**Gestellte Aufgabe**
Wann entschloss sich das Zürcher Komitee laut dem Textauszug über den Generalstreik in Wädenswil, den Streik abzubrechen? Antworte bitte in wenigen Worten.

**Textauszug**
--

Am 14. November 1918 spät abends entschloss sich das Zürcher Komitee, den Streik abzubrechen. Dies bedeutete auch für die Gemeinde Wädenswil den Streikabbruch. Am Morgen des 15. Novembers, noch vor Arbeitsbeginn, wurde das Ende des Streiks ausgetrommelt, und die Bürgerwehr zog ihre Posten ein. Schon am ersten Arbeitstag wollte sich der Streikführer Kessler wegen des unerwarteten Streikabbruchs vor der Wädenswiler Arbeiterschaft rechtfertigen. Die Versammlung wurde indessen verschoben, und eine Woche später besorgte ein Redner aus Zürich die Aufklärung. Gegen Ende November verteidigte Kessler den Streik in den beiden Lokalblättern. Seine Worte wurden indessen aus den Reihen der Bürgerlichen mit aller Deutlichkeit erwidert.
Als Folge des Generalstreiks stellte die Arbeiterschaft an den Gemeinderat Wädenswil acht Forderungen, die von der Behörde wie folgt beantwortet wurden:
1. Wohnungsbau durch die Gemeinde − Das Möglichste geschieht
2. Wahl einer Kommission, die Lohnabzüge wegen des Streiks zu vermeiden hat − Die Kommission ist gebildet und wird vermitteln
3. Kredit für billige Lebensmittel − Entsprechende Gesuche sind an die Hülfskommission zu richten
4. Proporz in den Gemeindebehörden − Ein kantonales Gesetz müsste dies vorschreiben
5. Das «Volksrecht» soll amtliches Publikationsorgan der Gemeinde Wädenswil werden − Ablehnung
6. Arbeit und Kredit für Arbeitslose − Die Sache wird eidgenössisch geregelt
7. Drucklegung der Steuerregister − Ablehnung
8. Sitzungsgeld für Behördenmitglieder − Die Angelegenheit soll geprüft werden.

--

**Vorliegende Datensätze**
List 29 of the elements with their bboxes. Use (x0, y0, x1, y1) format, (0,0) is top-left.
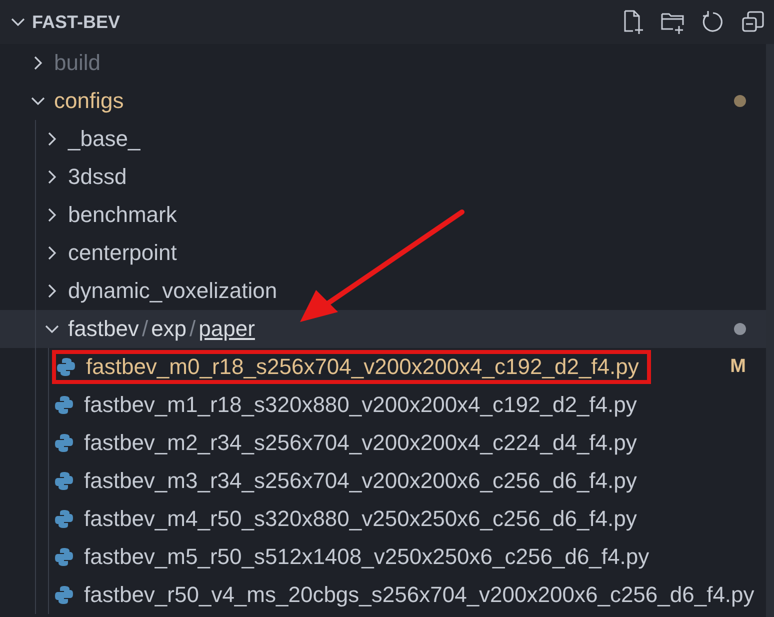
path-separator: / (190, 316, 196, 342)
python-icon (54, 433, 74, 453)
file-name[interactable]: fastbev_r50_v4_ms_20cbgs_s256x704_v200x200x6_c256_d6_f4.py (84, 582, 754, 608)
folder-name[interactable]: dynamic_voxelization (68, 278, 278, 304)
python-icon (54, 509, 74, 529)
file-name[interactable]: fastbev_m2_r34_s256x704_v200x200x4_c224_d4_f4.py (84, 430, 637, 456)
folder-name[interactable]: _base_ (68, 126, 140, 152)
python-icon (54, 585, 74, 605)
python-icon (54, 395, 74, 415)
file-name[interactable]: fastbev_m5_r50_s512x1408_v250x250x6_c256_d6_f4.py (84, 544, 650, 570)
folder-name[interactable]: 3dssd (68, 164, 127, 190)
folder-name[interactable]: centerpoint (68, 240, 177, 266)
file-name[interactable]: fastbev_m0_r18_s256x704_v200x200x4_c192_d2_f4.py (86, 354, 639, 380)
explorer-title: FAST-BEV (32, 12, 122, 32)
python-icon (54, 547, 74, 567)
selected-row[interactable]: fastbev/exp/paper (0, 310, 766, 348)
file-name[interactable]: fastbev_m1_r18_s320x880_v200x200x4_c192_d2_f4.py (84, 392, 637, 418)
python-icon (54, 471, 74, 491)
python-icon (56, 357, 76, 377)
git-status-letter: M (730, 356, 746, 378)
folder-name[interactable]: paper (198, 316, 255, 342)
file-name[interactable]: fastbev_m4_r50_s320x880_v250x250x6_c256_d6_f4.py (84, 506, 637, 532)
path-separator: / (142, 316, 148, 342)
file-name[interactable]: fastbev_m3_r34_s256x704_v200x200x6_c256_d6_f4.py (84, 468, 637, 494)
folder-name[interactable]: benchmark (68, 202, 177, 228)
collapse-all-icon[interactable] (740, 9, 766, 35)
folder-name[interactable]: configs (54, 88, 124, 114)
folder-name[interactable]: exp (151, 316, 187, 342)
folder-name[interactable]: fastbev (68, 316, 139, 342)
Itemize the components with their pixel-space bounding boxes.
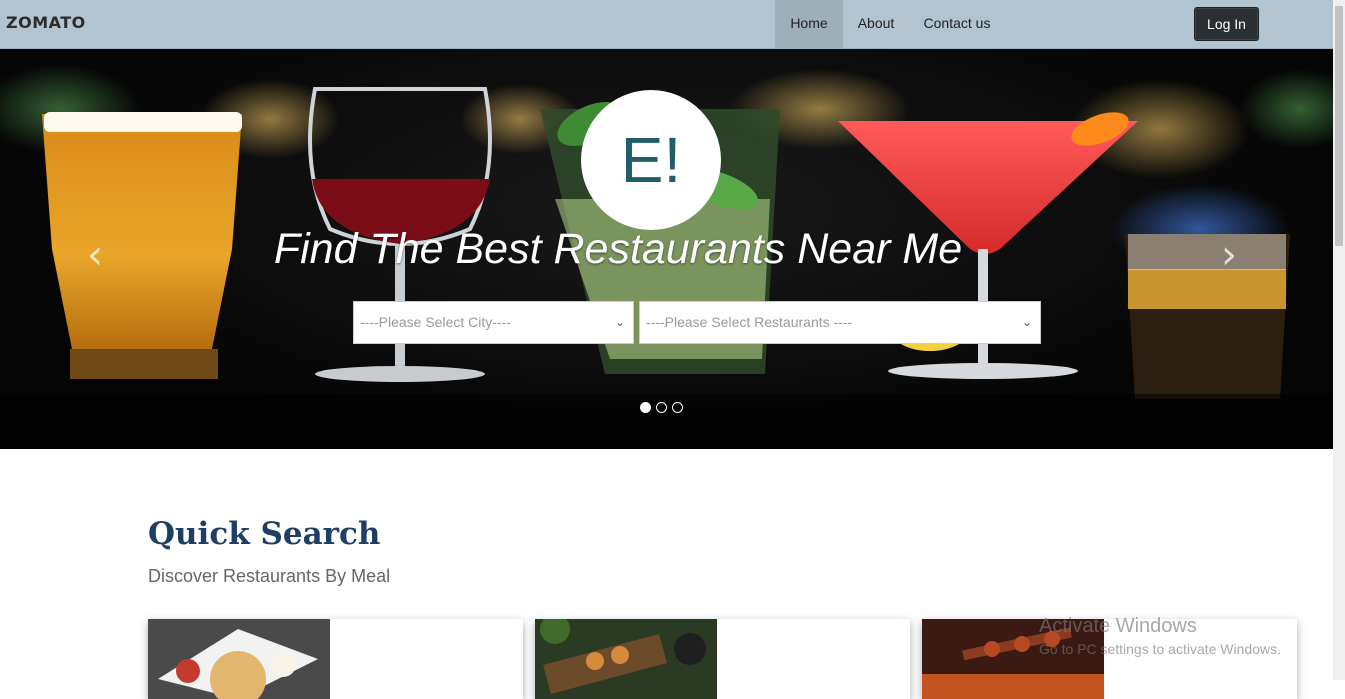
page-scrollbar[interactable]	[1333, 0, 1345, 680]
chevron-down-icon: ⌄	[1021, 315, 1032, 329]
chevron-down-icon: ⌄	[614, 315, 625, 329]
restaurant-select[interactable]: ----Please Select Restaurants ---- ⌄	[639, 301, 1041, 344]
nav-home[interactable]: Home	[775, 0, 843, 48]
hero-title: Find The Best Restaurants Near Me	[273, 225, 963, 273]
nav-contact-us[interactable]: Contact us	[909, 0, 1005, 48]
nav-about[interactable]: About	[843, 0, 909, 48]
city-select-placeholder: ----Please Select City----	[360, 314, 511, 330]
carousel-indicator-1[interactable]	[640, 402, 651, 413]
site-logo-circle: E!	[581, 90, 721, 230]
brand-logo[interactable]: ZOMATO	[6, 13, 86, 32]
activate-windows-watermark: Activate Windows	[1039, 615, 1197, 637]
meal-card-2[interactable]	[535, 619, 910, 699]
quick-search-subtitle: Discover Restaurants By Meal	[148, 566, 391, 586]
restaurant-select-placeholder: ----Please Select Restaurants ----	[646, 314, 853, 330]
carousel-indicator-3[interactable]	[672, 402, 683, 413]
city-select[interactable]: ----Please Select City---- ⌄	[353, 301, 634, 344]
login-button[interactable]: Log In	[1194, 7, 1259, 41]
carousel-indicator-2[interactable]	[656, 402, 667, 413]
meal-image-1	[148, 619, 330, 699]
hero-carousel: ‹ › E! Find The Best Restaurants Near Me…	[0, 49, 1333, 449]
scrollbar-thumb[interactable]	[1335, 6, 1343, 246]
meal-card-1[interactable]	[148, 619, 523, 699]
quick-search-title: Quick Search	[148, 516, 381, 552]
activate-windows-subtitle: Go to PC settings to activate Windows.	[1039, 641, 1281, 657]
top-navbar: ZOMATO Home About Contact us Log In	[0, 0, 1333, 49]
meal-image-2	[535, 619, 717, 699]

--

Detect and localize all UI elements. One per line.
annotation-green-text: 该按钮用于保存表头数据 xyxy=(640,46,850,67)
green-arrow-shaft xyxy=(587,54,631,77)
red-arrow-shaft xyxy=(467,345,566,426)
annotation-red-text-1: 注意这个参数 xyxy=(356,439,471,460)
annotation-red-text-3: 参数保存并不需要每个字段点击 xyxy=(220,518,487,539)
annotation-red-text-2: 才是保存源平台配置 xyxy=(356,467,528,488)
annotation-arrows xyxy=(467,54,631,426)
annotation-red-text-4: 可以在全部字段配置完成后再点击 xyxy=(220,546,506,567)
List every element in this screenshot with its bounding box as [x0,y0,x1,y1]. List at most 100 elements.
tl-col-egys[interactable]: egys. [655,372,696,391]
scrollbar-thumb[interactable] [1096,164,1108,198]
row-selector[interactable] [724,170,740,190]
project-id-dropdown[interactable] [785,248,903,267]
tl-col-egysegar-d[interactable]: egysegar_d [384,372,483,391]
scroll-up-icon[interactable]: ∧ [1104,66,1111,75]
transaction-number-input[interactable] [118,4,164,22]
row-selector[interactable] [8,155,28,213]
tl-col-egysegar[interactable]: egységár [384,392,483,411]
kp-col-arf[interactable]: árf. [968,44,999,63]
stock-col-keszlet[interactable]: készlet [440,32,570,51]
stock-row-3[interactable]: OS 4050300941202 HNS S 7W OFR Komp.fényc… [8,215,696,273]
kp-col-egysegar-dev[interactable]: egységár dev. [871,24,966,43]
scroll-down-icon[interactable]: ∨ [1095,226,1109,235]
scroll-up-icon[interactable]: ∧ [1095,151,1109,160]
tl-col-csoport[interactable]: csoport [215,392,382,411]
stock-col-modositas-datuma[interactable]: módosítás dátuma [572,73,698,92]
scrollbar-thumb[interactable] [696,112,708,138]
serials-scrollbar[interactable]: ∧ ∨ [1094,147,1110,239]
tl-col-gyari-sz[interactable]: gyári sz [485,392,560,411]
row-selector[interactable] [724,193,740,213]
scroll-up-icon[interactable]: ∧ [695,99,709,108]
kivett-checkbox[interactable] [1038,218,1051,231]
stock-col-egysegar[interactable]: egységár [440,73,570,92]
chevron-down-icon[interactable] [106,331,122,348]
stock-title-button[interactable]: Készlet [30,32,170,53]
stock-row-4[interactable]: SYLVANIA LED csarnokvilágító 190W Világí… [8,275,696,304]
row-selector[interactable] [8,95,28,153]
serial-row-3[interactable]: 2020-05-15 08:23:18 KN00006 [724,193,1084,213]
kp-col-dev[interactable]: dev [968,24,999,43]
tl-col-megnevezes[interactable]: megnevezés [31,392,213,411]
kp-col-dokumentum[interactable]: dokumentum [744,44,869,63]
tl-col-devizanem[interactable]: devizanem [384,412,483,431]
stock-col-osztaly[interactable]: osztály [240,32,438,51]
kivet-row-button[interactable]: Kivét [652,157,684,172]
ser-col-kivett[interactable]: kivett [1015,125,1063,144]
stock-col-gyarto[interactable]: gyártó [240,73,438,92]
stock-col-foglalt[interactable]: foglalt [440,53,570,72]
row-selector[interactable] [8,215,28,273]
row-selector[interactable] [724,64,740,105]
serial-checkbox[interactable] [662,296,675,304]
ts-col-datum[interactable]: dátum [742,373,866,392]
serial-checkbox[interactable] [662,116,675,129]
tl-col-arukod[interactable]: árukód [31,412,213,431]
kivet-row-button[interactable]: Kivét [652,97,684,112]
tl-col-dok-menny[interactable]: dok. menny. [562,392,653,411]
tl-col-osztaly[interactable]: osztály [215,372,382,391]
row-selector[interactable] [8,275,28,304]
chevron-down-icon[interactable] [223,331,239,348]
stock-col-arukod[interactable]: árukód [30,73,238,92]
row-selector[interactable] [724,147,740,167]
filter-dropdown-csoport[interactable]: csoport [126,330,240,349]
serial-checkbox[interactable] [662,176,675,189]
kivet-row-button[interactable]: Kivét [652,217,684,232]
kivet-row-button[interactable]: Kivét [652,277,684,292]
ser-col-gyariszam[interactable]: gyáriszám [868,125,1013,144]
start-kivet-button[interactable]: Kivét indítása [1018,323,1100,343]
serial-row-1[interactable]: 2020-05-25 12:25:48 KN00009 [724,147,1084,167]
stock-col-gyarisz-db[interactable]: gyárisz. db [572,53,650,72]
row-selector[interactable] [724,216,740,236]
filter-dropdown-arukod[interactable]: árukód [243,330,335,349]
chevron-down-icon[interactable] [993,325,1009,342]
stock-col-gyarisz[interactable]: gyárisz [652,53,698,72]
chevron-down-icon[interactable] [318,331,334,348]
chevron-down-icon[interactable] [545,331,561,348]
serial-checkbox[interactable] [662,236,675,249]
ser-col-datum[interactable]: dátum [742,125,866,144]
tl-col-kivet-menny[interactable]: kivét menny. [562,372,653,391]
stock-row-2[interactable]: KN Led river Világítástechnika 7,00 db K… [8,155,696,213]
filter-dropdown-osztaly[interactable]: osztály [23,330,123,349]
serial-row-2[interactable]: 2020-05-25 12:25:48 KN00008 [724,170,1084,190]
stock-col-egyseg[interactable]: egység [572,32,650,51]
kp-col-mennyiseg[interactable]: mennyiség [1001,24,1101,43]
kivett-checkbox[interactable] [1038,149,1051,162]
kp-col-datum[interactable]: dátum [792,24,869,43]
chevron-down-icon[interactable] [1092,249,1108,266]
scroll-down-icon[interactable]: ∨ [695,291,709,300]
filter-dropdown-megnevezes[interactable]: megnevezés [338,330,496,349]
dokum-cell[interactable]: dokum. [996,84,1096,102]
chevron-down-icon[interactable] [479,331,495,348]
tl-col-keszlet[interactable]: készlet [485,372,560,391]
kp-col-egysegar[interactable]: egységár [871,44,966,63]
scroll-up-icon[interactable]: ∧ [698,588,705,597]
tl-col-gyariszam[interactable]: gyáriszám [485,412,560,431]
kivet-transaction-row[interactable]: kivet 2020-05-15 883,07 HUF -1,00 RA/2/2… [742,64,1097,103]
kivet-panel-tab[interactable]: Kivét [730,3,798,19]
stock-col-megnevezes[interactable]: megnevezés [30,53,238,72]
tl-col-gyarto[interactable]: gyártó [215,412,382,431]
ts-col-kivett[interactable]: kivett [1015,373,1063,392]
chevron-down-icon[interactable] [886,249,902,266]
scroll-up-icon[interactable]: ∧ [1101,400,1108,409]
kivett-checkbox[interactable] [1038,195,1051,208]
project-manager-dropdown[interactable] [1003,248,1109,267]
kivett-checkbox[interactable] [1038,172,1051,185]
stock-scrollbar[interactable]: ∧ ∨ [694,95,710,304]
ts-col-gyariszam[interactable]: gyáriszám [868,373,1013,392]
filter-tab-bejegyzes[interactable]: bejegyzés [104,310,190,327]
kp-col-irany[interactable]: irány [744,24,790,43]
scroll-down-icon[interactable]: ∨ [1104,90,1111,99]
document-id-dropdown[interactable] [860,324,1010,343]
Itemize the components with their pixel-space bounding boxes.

--

**Die Ausgabe**
Am 14. November 1918 spät abends.